## [Task description]
In the listing below, count each line containing "DIATAS" and answer with the count only.

start Data entries

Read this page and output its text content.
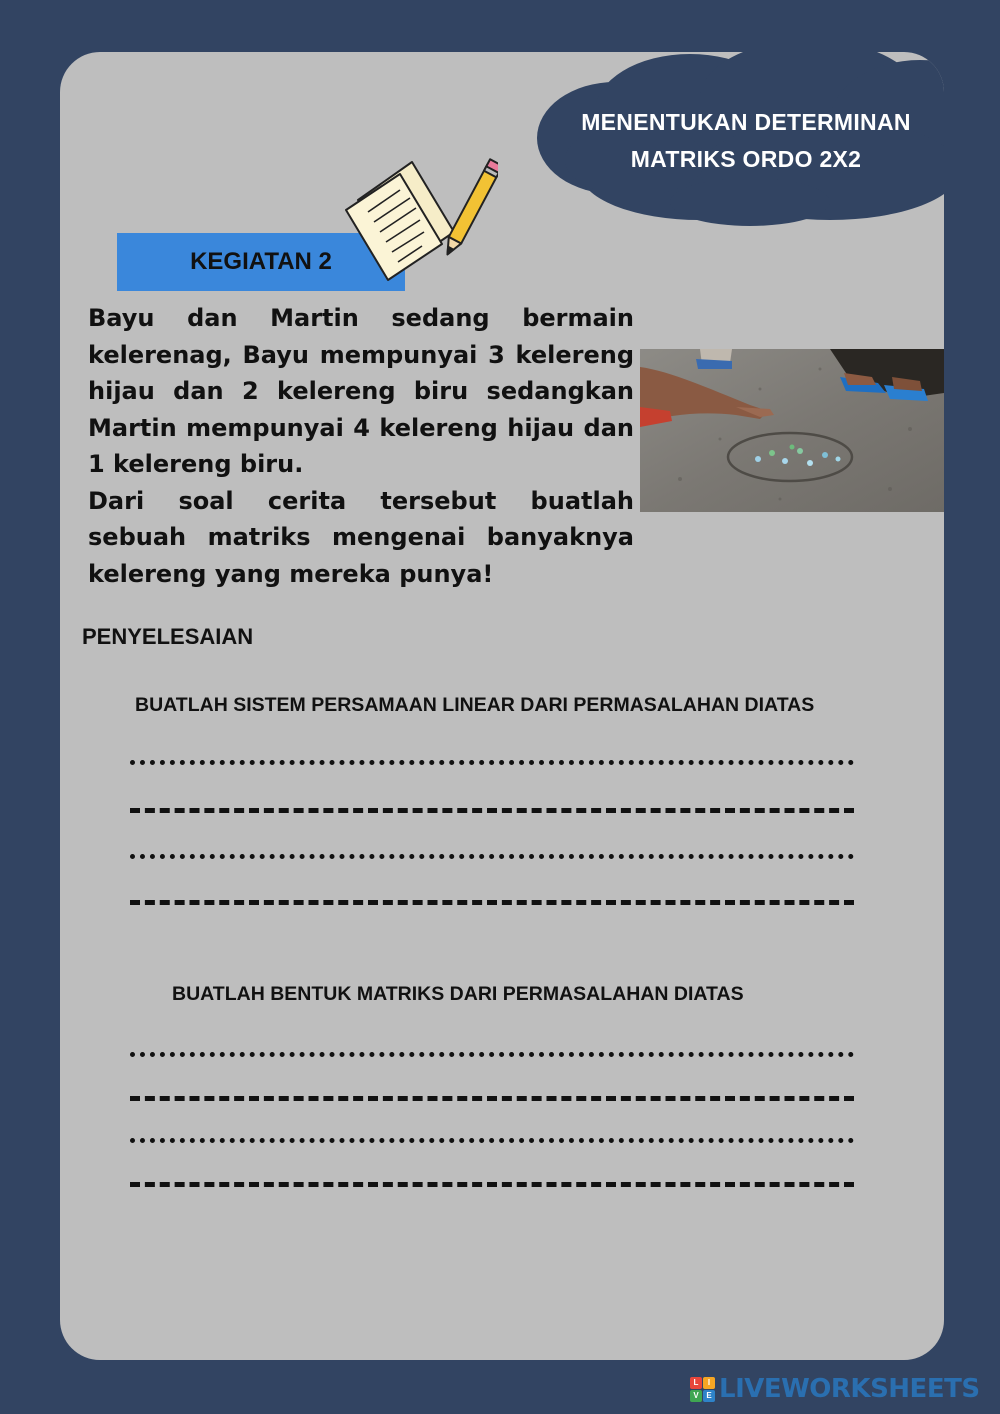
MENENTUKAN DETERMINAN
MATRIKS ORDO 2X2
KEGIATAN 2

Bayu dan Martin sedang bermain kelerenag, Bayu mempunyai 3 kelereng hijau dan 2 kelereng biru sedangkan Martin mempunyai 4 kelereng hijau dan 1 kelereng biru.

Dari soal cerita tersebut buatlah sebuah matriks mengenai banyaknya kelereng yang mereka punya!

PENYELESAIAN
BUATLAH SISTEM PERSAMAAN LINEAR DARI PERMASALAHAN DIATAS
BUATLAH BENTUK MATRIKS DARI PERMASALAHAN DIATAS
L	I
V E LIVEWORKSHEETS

end Data entries
start Data entries

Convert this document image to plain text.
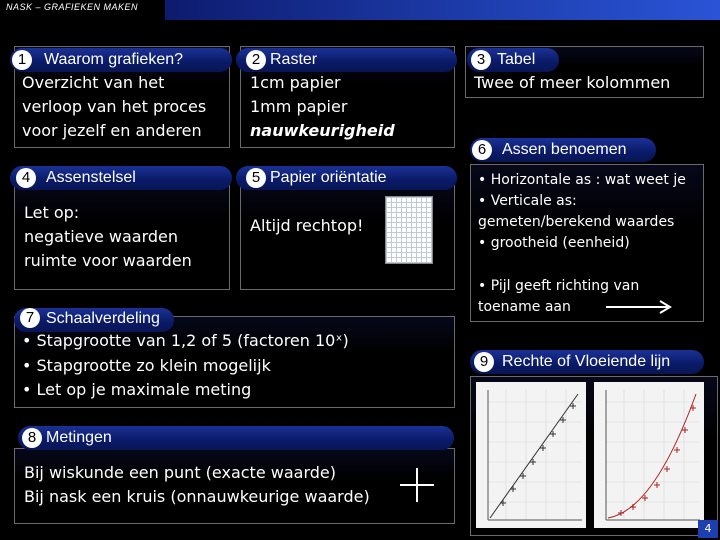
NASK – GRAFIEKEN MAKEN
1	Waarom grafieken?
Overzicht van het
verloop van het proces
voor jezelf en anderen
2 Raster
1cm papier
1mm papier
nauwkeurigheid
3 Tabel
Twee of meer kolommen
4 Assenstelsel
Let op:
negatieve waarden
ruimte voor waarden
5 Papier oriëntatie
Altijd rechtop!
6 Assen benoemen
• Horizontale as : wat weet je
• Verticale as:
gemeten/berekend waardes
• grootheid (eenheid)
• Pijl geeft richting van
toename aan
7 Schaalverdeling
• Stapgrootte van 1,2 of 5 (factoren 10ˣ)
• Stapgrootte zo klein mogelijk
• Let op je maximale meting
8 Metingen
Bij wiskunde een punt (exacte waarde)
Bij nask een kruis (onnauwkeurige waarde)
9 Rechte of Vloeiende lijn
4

end Data entries

## [Complete output]
2